* **What you should do**
Determine how many lines contain the string "Filzhut". Reply with that figure and nothing else.

— Begin Record extracts —

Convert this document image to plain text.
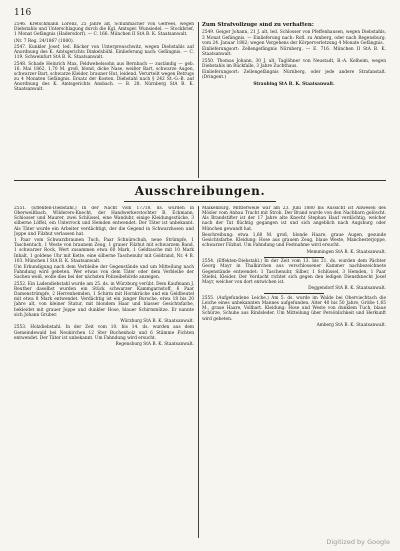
116

2546. Kretschmann Lorenz, 25 Jahre alt, Schuhmacher von Gefrees, wegen Diebstahls und Unterschlagung durch die Kgl. Amtsger. Wunsiedel. — Stockbrief, 1 Monat Gefängnis (Hadersdorf). — C. 166. München II StA B. K. Staatsanwalt.

(Nr. 7 Reg. 24/1867 (1880).

2547. Kunkler Josef, led. Bäcker von Unterpreuschwitz, wegen Diebstahls auf Anordnung des K. Amtsgerichts Dinkelsbühl. Einlieferung nach: Gefängnis. — C. 119. Schweinfurt StA B. K. Staatsanwalt.

2548. Schade Heinrich Max, Feldwebelssohn aus Bernbach — zuständig — geb. 16. Mai 1862, 1,70 M. groß, blond, dicke Nase, weißer Bart, schwarze Augen, schwarzer Bart, schwarze Kleider, brauner Hut, leidend. Verurteilt wegen Betrugs zu 4 Monaten Gefängnis. Ersatz der Kosten. Diebstahl nach § 242 St.-G.-B. auf Anordnung des K. Amtsgerichts Ansbach. — B. 28. Nürnberg StA B. K. Staatsanwalt.

Zum Strafvollzuge sind zu verhaften:

2549. Geiger Johann, 21 J. alt, led. Schlosser von Pfeffenhausen, wegen Diebstahls, 3 Monat Gefängnis. — Einlieferung nach: Rofl. zu Amberg, oder nach Regensburg. vom 24. Januar 1882; wegen Vergehens der Körperverletzung 4 Monate Gefängnis.

Einlieferungsort: Zellengefängnis Nürnberg. — E. 716. München II StA B. K. Staatsanwalt.

2550. Thomas Johann, 30 J. alt, Taglöhner von Neustadt, B.-A. Kelheim, wegen Diebstahls im Rückfalle, 3 Jahre Zuchthaus.

Einlieferungsort: Zellengefängnis Nürnberg, oder jede andere Strafanstalt. (Dringent.)

Straubing StA B. K. Staatsanwalt.

Ausschreibungen.

2551. (Effekten-Diebstahl.) In der Nacht vom 17./18. ds. wurden in Oberweißbach, Wilderers-Knecht, der Handwerkerstochter B. Eckmann, Schlosser und Maurer, zwei Schlüssel, eine Wanduhr, einige Kleidungsstücke, 3 silberne Löffel, ein Unterrock und Hemden entwendet. Der Täter ist unbekannt. Als Täter wurde ein Arbeiter verdächtigt, der die Gegend in Schwarzhosen und Joppe und Filzhut verlassen hat.

1 Paar vom Schwarzbraunen Tuch, Paar Schnürschuh, neue Strümpfe, 1 Taschentuch, 1 Weste von braunem Zeug, 1 grauer Filzhut mit schwarzem Band, 1 schwarzer Rock, Wert zusammen etwa 60 Mark, 1 Geldtasche mit 10 Mark Inhalt, 1 goldene Uhr mit Kette, eine silberne Taschenuhr mit Goldrand, Nr. 4 B. 103. München I StA B. K. Staatsanwalt.

Um Erkundigung nach dem Verbleibe der Gegenstände und um Mitteilung nach Fahndung wird gebeten. Wer etwas von dem Täter oder dem Verbleibe der Sachen weiß, wolle dies bei der nächsten Polizeibehörde anzeigen.

2552. Ein Ladendiebstahl wurde am 25. ds. in Würzburg verübt. Dem Kaufmann J. Reuther daselbst wurden ein Stück schwarzer Kammgarnstoff, 6 Paar Damenstrümpfe, 2 Herrenhemden, 1 Schirm mit Hornkrücke und ein Geldbeutel mit etwa 8 Mark entwendet. Verdächtig ist ein junger Bursche, etwa 18 bis 20 Jahre alt, von kleiner Statur, mit blondem Haar und blasser Gesichtsfarbe, bekleidet mit grauer Joppe und dunkler Hose, blauer Schirmmütze. Er nannte sich Johann Gruber.

Würzburg StA B. K. Staatsanwalt.

2553. Holzdiebstahl. In der Zeit vom 10. bis 14. ds. wurden aus dem Gemeindewald bei Neukirchen 12 Ster Buchenholz und 6 Stämme Fichten entwendet. Der Täter ist unbekannt. Um Fahndung wird ersucht.

Regensburg StA B. K. Staatsanwalt.

Malkenburg. Mittlerweile war am 23. Juni 1880 bis Aussicht ist Anwesen des Mösler vom Anbau Tracht mit Stroh. Der Brand wurde von den Nachbarn gelöscht. Als Brandstifter ist der 17 Jahre alte Knecht Stephan Hauf verdächtig, welcher nach der Tat flüchtig gegangen ist und sich angeblich nach Augsburg oder München gewandt hat.

Beschreibung: etwa 1,68 M. groß, blonde Haare, graue Augen, gesunde Gesichtsfarbe. Kleidung: Hose aus grauem Zeug, blaue Weste, Manchesterjoppe, schwarzer Filzhut. Um Fahndung und Festnahme wird ersucht.

Memmingen StA B. K. Staatsanwalt.

2554. (Effekten-Diebstahl.) In der Zeit vom 13. bis 21. ds. wurden dem Pächter Georg Mayr in Thalkirchen aus verschlossener Kammer nachbezeichnete Gegenstände entwendet: 1 Taschenuhr, Silber, 1 Schlüssel, 3 Hemden, 1 Paar Stiefel, Kleider. Der Verdacht richtet sich gegen den ledigen Dienstknecht Josef Mayr, welcher von dort entwichen ist.

Deggendorf StA B. K. Staatsanwalt.

2555. (Aufgefundene Leiche.) Am 5. ds. wurde im Walde bei Oberviechtach die Leiche eines unbekannten Mannes aufgefunden. Alter 40 bis 50 Jahre, Größe 1,65 M., graue Haare, Vollbart. Kleidung: Hose und Weste von dunklem Tuch, blaue Schürze, Schuhe aus Rindsleder. Um Mitteilung über Persönlichkeit und Herkunft wird gebeten.

Amberg StA B. K. Staatsanwalt.

Digitized by Google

— End Record extracts —

* **Reply**
3